— start of Input rows —

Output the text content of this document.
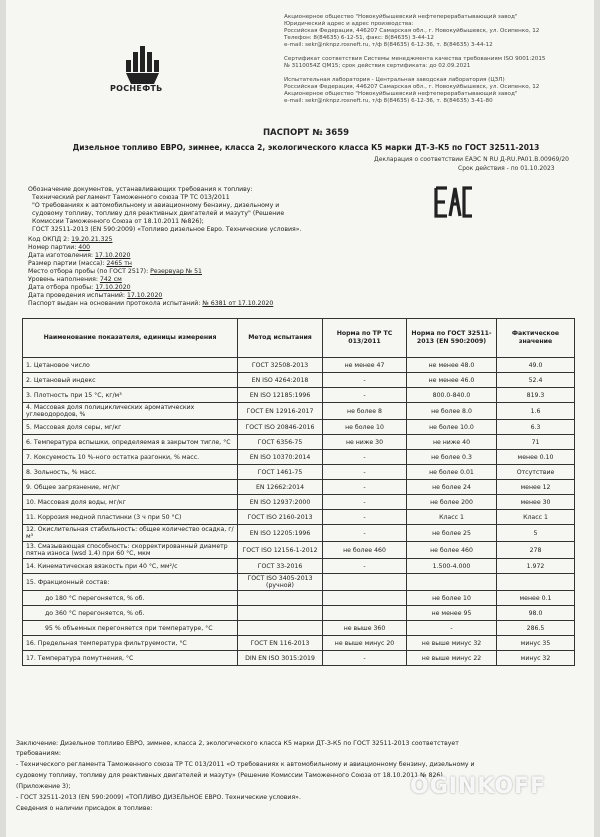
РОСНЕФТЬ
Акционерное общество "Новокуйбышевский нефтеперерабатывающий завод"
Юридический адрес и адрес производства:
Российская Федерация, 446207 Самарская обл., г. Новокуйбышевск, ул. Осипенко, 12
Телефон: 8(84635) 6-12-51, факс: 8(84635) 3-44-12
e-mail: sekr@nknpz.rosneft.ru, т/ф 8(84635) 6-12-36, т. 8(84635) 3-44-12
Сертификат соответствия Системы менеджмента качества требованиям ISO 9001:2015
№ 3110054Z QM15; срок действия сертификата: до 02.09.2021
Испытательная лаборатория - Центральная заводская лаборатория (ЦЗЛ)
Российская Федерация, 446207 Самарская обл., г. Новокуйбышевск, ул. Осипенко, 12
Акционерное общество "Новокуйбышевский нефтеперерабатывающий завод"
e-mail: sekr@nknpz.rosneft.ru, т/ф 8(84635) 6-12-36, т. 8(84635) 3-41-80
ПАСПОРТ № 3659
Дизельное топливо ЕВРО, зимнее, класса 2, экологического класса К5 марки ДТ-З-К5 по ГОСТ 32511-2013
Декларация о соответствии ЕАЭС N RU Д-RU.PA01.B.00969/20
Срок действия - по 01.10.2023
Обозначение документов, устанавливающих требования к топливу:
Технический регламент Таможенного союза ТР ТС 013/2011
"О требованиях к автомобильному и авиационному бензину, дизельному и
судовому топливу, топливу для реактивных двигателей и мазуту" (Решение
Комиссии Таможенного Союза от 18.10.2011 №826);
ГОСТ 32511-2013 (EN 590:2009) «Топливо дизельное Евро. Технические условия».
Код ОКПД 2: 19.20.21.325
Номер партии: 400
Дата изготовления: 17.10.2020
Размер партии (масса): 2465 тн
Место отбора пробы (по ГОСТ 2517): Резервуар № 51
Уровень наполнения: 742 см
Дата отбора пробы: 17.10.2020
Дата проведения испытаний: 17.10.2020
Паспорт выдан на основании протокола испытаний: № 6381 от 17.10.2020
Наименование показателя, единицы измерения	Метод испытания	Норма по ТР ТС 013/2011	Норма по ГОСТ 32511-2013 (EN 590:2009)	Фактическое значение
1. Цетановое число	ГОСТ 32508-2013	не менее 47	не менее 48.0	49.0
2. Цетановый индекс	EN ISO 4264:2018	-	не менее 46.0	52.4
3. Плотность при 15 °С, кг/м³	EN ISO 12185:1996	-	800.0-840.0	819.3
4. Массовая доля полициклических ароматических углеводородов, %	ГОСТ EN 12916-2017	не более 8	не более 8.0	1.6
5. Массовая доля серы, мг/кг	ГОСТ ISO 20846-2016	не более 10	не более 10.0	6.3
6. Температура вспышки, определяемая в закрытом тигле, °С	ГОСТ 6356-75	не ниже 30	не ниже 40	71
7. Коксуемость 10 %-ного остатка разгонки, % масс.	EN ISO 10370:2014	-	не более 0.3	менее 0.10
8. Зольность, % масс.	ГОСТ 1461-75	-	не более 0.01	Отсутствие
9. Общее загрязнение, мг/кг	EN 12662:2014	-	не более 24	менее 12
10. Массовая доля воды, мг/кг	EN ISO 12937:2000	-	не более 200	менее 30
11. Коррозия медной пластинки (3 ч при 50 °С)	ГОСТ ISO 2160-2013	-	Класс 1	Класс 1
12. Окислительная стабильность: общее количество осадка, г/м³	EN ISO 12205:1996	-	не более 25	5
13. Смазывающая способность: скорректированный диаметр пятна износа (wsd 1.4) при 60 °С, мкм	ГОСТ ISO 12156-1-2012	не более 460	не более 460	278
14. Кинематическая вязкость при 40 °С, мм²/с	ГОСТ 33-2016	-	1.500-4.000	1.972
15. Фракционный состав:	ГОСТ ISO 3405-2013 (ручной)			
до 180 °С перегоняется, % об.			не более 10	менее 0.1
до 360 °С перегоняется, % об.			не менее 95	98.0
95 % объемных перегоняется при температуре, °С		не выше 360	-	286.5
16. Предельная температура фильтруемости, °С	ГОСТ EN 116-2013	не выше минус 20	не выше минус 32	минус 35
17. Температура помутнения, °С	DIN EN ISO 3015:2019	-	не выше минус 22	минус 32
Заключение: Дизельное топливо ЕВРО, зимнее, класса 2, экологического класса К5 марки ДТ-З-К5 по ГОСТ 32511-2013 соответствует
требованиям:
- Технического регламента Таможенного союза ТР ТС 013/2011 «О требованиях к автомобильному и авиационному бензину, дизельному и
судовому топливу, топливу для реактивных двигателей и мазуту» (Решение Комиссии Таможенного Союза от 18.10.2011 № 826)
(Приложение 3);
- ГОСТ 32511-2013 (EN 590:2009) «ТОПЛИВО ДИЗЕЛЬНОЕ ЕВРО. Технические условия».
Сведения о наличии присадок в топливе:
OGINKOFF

— end of Input rows —
— start of Input rows —

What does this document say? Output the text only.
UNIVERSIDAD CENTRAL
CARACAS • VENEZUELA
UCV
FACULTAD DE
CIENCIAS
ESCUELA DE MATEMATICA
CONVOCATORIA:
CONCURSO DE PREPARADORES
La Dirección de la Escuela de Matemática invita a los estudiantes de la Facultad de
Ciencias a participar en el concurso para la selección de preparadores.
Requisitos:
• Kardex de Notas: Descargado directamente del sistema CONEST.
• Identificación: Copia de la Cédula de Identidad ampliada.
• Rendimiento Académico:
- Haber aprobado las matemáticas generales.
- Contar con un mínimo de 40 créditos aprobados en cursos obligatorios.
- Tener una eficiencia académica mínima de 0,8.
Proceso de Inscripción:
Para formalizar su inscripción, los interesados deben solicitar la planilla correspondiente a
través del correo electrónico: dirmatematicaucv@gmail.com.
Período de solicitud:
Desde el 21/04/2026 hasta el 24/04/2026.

— end of Input rows —

Exercise objective: In the entries above, find every line with the word "условия" and list it.

Task output:
ГОСТ 32511-2013 (EN 590:2009) «Топливо дизельное Евро. Технические условия».
- ГОСТ 32511-2013 (EN 590:2009) «ТОПЛИВО ДИЗЕЛЬНОЕ ЕВРО. Технические условия».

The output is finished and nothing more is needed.